What the exercise asks
Retype the records that come next, word for word.

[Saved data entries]
┄┄┄┄┄┄

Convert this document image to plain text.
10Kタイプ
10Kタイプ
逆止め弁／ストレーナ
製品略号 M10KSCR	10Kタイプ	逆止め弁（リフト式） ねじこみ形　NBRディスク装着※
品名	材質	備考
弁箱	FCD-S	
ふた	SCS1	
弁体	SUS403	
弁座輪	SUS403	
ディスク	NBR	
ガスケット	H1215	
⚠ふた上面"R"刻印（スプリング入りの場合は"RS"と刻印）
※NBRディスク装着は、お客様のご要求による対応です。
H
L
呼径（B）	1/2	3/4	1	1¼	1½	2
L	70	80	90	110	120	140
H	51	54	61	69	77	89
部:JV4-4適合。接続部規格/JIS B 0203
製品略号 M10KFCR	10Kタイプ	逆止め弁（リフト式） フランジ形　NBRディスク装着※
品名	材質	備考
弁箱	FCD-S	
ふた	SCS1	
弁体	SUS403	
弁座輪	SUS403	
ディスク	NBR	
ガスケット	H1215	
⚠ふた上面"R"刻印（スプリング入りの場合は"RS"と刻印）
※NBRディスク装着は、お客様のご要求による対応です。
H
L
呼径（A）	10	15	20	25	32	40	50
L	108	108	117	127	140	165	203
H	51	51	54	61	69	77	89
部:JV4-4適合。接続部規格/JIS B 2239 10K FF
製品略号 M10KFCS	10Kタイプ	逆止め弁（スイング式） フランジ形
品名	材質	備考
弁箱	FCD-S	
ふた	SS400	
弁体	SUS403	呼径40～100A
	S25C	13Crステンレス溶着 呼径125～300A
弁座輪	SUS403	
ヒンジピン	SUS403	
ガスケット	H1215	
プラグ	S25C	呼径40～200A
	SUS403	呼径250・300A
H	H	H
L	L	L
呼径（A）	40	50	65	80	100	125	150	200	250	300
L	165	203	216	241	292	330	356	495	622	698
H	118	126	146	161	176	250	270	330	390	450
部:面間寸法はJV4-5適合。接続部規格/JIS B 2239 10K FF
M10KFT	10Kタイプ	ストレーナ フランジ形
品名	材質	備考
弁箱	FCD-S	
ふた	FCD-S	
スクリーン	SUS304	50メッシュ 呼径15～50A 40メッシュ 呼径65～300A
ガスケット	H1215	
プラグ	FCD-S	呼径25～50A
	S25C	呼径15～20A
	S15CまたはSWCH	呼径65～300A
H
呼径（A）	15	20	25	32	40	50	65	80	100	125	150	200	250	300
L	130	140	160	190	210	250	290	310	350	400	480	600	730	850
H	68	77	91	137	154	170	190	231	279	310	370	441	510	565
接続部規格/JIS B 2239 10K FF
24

┄┄┄┄┄┄

Output for this task
Convert this document image to plain text.
10Kタイプ
10Kタイプ
逆止め弁／ストレーナ
製品略号 M10KSCR	10Kタイプ	逆止め弁（リフト式） ねじこみ形　NBRディスク装着※
品名	材質	備考
弁箱	FCD-S	
ふた	SCS1	
弁体	SUS403	
弁座輪	SUS403	
ディスク	NBR	
ガスケット	H1215	
⚠ふた上面"R"刻印（スプリング入りの場合は"RS"と刻印）
※NBRディスク装着は、お客様のご要求による対応です。
H
L
呼径（B）	1/2	3/4	1	1¼	1½	2
L	70	80	90	110	120	140
H	51	54	61	69	77	89
部:JV4-4適合。接続部規格/JIS B 0203
製品略号 M10KFCR	10Kタイプ	逆止め弁（リフト式） フランジ形　NBRディスク装着※
品名	材質	備考
弁箱	FCD-S	
ふた	SCS1	
弁体	SUS403	
弁座輪	SUS403	
ディスク	NBR	
ガスケット	H1215	
⚠ふた上面"R"刻印（スプリング入りの場合は"RS"と刻印）
※NBRディスク装着は、お客様のご要求による対応です。
H
L
呼径（A）	10	15	20	25	32	40	50
L	108	108	117	127	140	165	203
H	51	51	54	61	69	77	89
部:JV4-4適合。接続部規格/JIS B 2239 10K FF
製品略号 M10KFCS	10Kタイプ	逆止め弁（スイング式） フランジ形
品名	材質	備考
弁箱	FCD-S	
ふた	SS400	
弁体	SUS403	呼径40～100A
	S25C	13Crステンレス溶着 呼径125～300A
弁座輪	SUS403	
ヒンジピン	SUS403	
ガスケット	H1215	
プラグ	S25C	呼径40～200A
	SUS403	呼径250・300A
H	H	H
L	L	L
呼径（A）	40	50	65	80	100	125	150	200	250	300
L	165	203	216	241	292	330	356	495	622	698
H	118	126	146	161	176	250	270	330	390	450
部:面間寸法はJV4-5適合。接続部規格/JIS B 2239 10K FF
M10KFT	10Kタイプ	ストレーナ フランジ形
品名	材質	備考
弁箱	FCD-S	
ふた	FCD-S	
スクリーン	SUS304	50メッシュ 呼径15～50A 40メッシュ 呼径65～300A
ガスケット	H1215	
プラグ	FCD-S	呼径25～50A
	S25C	呼径15～20A
	S15CまたはSWCH	呼径65～300A
H
呼径（A）	15	20	25	32	40	50	65	80	100	125	150	200	250	300
L	130	140	160	190	210	250	290	310	350	400	480	600	730	850
H	68	77	91	137	154	170	190	231	279	310	370	441	510	565
接続部規格/JIS B 2239 10K FF
24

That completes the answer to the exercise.